──────── Data excerpts

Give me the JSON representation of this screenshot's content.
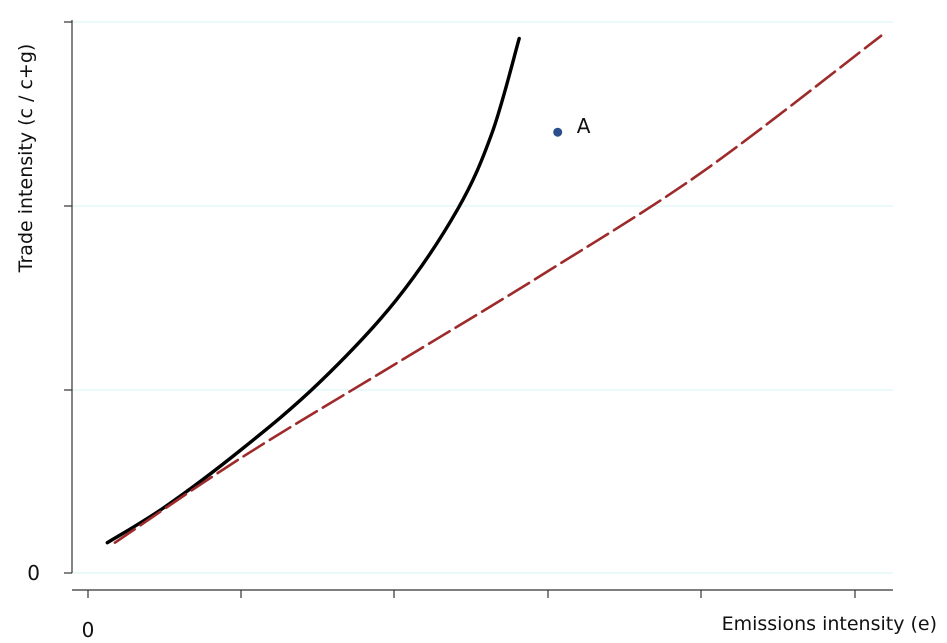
{
  "chart_data": {
    "type": "line",
    "title": "",
    "xlabel": "Emissions intensity  (e)",
    "ylabel": "Trade intensity (c / c+g)",
    "x_tick_label_origin": "0",
    "y_tick_label_origin": "0",
    "xlim": [
      0,
      10
    ],
    "ylim": [
      0,
      10
    ],
    "grid": true,
    "legend": "none",
    "series": [
      {
        "style": "solid",
        "color": "#000000",
        "x": [
          0.25,
          1.0,
          2.0,
          3.0,
          4.0,
          4.8,
          5.25,
          5.6
        ],
        "y": [
          0.55,
          1.2,
          2.25,
          3.45,
          4.95,
          6.6,
          8.0,
          9.7
        ]
      },
      {
        "style": "dashed",
        "color": "#9e2b2b",
        "x": [
          0.35,
          2.0,
          4.0,
          6.0,
          8.0,
          10.3
        ],
        "y": [
          0.55,
          2.1,
          3.8,
          5.5,
          7.3,
          9.75
        ]
      }
    ],
    "points": [
      {
        "label": "A",
        "x": 6.1,
        "y": 8.0,
        "color": "#2a4f8a"
      }
    ]
  }
}
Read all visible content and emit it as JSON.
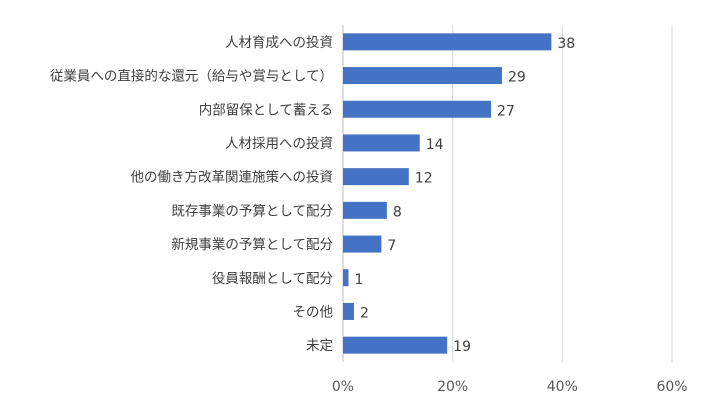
{
  "chart_data": {
    "type": "bar",
    "orientation": "horizontal",
    "categories": [
      "人材育成への投資",
      "従業員への直接的な還元（給与や賞与として）",
      "内部留保として蓄える",
      "人材採用への投資",
      "他の働き方改革関連施策への投資",
      "既存事業の予算として配分",
      "新規事業の予算として配分",
      "役員報酬として配分",
      "その他",
      "未定"
    ],
    "values": [
      38,
      29,
      27,
      14,
      12,
      8,
      7,
      1,
      2,
      19
    ],
    "xlim": [
      0,
      60
    ],
    "x_ticks": [
      "0%",
      "20%",
      "40%",
      "60%"
    ],
    "grid": "vertical",
    "bar_color": "#4472c4"
  }
}
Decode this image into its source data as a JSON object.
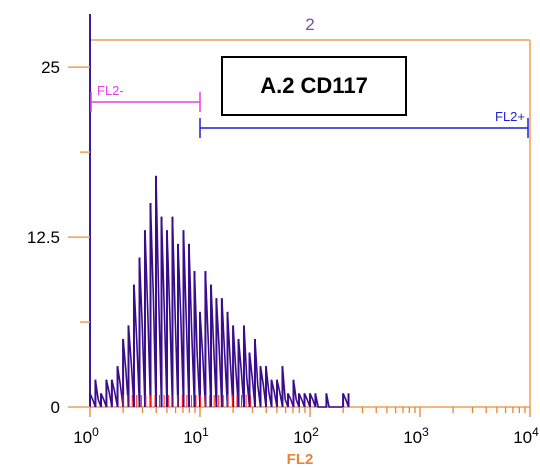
{
  "chart_data": {
    "type": "histogram",
    "title": "A.2 CD117",
    "panel_number": "2",
    "xlabel": "FL2",
    "x_scale": "log",
    "xlim": [
      1,
      10000
    ],
    "ylim": [
      0,
      27
    ],
    "y_ticks": [
      "0",
      "12.5",
      "25"
    ],
    "x_tick_labels": [
      {
        "base": "10",
        "exp": "0"
      },
      {
        "base": "10",
        "exp": "1"
      },
      {
        "base": "10",
        "exp": "2"
      },
      {
        "base": "10",
        "exp": "3"
      },
      {
        "base": "10",
        "exp": "4"
      }
    ],
    "gates": [
      {
        "label": "FL2-",
        "from": 1,
        "to": 10,
        "color": "#e040e0"
      },
      {
        "label": "FL2+",
        "from": 10,
        "to": 10000,
        "color": "#1f1fd0"
      }
    ],
    "colors": {
      "frame": "#f0a050",
      "histogram": "#3a0d8c",
      "y_axis": "#3b1a9e",
      "marker_ticks": "#ff2020",
      "x_ticks": "#e8843a"
    },
    "series": [
      {
        "x": [
          1.0,
          1.12,
          1.26,
          1.41,
          1.58,
          1.78,
          2.0,
          2.24,
          2.51,
          2.82,
          3.16,
          3.55,
          3.98,
          4.47,
          5.01,
          5.62,
          6.31,
          7.08,
          7.94,
          8.91,
          10.0,
          11.2,
          12.6,
          14.1,
          15.8,
          17.8,
          20.0,
          22.4,
          25.1,
          28.2,
          31.6,
          35.5,
          39.8,
          44.7,
          50.1,
          56.2,
          63.1,
          70.8,
          79.4,
          89.1,
          100,
          112,
          126,
          141,
          158,
          178,
          200,
          224
        ],
        "y": [
          1,
          2,
          1,
          2,
          2,
          3,
          5,
          6,
          9,
          11,
          13,
          15,
          17,
          14,
          13,
          14,
          12,
          13,
          12,
          10,
          7,
          10,
          9,
          8,
          8,
          7,
          6,
          5,
          6,
          4,
          5,
          3,
          3,
          2,
          2,
          3,
          1,
          2,
          1,
          1,
          1,
          1,
          0,
          1,
          0,
          0,
          1,
          1
        ]
      }
    ]
  }
}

────────────────

• _The task_
Omit every picture while copying the listing above exactly.

• _Response to the exercise_
Give me the JSON representation of this screenshot's content.
{
  "chart_data": {
    "type": "line",
    "title": "",
    "xlabel": "Emissions intensity  (e)",
    "ylabel": "Trade intensity (c / c+g)",
    "x_tick_label_origin": "0",
    "y_tick_label_origin": "0",
    "xlim": [
      0,
      10
    ],
    "ylim": [
      0,
      10
    ],
    "grid": true,
    "legend": "none",
    "series": [
      {
        "style": "solid",
        "color": "#000000",
        "x": [
          0.25,
          1.0,
          2.0,
          3.0,
          4.0,
          4.8,
          5.25,
          5.6
        ],
        "y": [
          0.55,
          1.2,
          2.25,
          3.45,
          4.95,
          6.6,
          8.0,
          9.7
        ]
      },
      {
        "style": "dashed",
        "color": "#9e2b2b",
        "x": [
          0.35,
          2.0,
          4.0,
          6.0,
          8.0,
          10.3
        ],
        "y": [
          0.55,
          2.1,
          3.8,
          5.5,
          7.3,
          9.75
        ]
      }
    ],
    "points": [
      {
        "label": "A",
        "x": 6.1,
        "y": 8.0,
        "color": "#2a4f8a"
      }
    ]
  }
}
Read all visible content and emit it as JSON.
{
  "chart_data": {
    "type": "bar",
    "orientation": "horizontal",
    "categories": [
      "人材育成への投資",
      "従業員への直接的な還元（給与や賞与として）",
      "内部留保として蓄える",
      "人材採用への投資",
      "他の働き方改革関連施策への投資",
      "既存事業の予算として配分",
      "新規事業の予算として配分",
      "役員報酬として配分",
      "その他",
      "未定"
    ],
    "values": [
      38,
      29,
      27,
      14,
      12,
      8,
      7,
      1,
      2,
      19
    ],
    "xlim": [
      0,
      60
    ],
    "x_ticks": [
      "0%",
      "20%",
      "40%",
      "60%"
    ],
    "grid": "vertical",
    "bar_color": "#4472c4"
  }
}
Decode this image into its source data as a JSON object.
{
  "chart_data": {
    "type": "histogram",
    "title": "A.2 CD117",
    "panel_number": "2",
    "xlabel": "FL2",
    "x_scale": "log",
    "xlim": [
      1,
      10000
    ],
    "ylim": [
      0,
      27
    ],
    "y_ticks": [
      "0",
      "12.5",
      "25"
    ],
    "x_tick_labels": [
      {
        "base": "10",
        "exp": "0"
      },
      {
        "base": "10",
        "exp": "1"
      },
      {
        "base": "10",
        "exp": "2"
      },
      {
        "base": "10",
        "exp": "3"
      },
      {
        "base": "10",
        "exp": "4"
      }
    ],
    "gates": [
      {
        "label": "FL2-",
        "from": 1,
        "to": 10,
        "color": "#e040e0"
      },
      {
        "label": "FL2+",
        "from": 10,
        "to": 10000,
        "color": "#1f1fd0"
      }
    ],
    "colors": {
      "frame": "#f0a050",
      "histogram": "#3a0d8c",
      "y_axis": "#3b1a9e",
      "marker_ticks": "#ff2020",
      "x_ticks": "#e8843a"
    },
    "series": [
      {
        "x": [
          1.0,
          1.12,
          1.26,
          1.41,
          1.58,
          1.78,
          2.0,
          2.24,
          2.51,
          2.82,
          3.16,
          3.55,
          3.98,
          4.47,
          5.01,
          5.62,
          6.31,
          7.08,
          7.94,
          8.91,
          10.0,
          11.2,
          12.6,
          14.1,
          15.8,
          17.8,
          20.0,
          22.4,
          25.1,
          28.2,
          31.6,
          35.5,
          39.8,
          44.7,
          50.1,
          56.2,
          63.1,
          70.8,
          79.4,
          89.1,
          100,
          112,
          126,
          141,
          158,
          178,
          200,
          224
        ],
        "y": [
          1,
          2,
          1,
          2,
          2,
          3,
          5,
          6,
          9,
          11,
          13,
          15,
          17,
          14,
          13,
          14,
          12,
          13,
          12,
          10,
          7,
          10,
          9,
          8,
          8,
          7,
          6,
          5,
          6,
          4,
          5,
          3,
          3,
          2,
          2,
          3,
          1,
          2,
          1,
          1,
          1,
          1,
          0,
          1,
          0,
          0,
          1,
          1
        ]
      }
    ]
  }
}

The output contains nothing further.